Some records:
"""

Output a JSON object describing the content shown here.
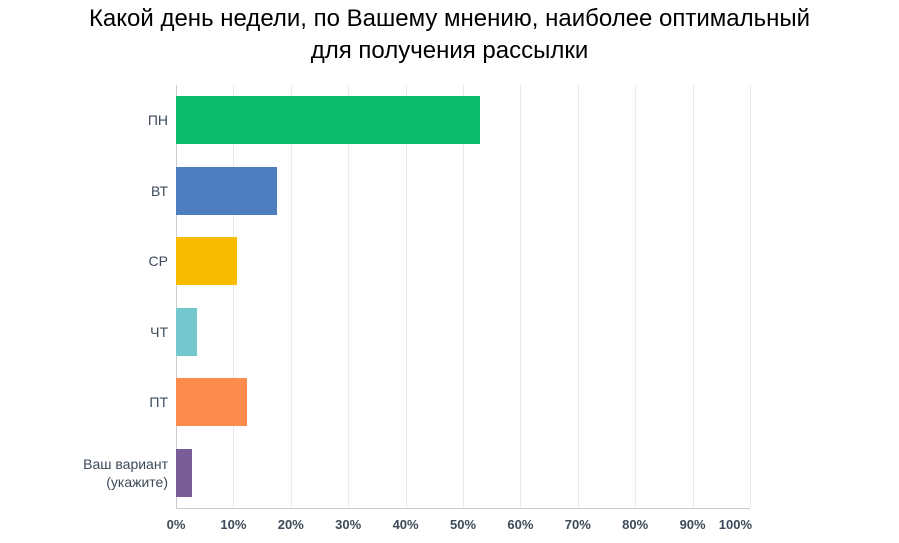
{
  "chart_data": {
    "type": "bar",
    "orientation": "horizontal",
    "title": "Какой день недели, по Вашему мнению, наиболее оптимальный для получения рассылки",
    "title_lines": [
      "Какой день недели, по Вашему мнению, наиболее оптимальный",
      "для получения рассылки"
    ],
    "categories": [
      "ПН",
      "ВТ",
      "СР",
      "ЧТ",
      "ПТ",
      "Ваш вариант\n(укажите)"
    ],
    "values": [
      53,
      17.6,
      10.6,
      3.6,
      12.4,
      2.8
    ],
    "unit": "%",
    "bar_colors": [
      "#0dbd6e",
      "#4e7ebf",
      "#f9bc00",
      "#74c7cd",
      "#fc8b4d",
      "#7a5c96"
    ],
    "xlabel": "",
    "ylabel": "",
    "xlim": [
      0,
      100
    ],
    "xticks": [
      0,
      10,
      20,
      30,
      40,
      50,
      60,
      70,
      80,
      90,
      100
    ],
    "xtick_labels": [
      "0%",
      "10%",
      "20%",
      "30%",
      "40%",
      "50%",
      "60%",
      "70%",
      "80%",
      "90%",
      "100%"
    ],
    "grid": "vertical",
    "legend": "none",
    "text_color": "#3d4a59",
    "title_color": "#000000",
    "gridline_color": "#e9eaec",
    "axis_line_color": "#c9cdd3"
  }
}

"""
"""

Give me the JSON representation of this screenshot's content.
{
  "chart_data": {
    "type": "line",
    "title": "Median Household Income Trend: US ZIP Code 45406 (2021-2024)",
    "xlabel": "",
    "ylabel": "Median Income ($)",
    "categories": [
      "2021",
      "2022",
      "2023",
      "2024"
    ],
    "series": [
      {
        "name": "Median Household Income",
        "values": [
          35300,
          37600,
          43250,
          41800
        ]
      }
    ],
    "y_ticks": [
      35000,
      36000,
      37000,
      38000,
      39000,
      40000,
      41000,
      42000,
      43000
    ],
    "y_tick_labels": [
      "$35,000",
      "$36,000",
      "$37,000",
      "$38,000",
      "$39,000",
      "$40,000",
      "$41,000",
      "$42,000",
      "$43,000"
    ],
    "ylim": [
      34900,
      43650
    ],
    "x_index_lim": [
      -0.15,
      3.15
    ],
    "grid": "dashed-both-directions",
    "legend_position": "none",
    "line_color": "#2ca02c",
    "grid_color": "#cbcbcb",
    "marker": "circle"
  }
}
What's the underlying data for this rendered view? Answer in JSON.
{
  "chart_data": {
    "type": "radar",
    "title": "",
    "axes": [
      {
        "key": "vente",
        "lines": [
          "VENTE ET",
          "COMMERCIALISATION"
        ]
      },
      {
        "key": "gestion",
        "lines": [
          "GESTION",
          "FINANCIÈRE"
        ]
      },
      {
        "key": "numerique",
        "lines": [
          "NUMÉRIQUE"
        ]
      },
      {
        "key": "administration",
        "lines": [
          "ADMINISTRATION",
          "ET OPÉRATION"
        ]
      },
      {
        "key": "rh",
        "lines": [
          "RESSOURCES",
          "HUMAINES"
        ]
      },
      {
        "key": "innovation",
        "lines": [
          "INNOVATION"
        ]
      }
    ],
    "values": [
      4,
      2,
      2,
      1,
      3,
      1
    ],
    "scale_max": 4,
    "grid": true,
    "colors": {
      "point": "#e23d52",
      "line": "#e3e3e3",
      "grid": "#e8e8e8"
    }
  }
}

"""

### PROBLEM DESCRIPTION
From the entries above, copy out every line where the string "JSON" appears.

### SOLUTION
Output a JSON object describing the content shown here.
Give me the JSON representation of this screenshot's content.
What's the underlying data for this rendered view? Answer in JSON.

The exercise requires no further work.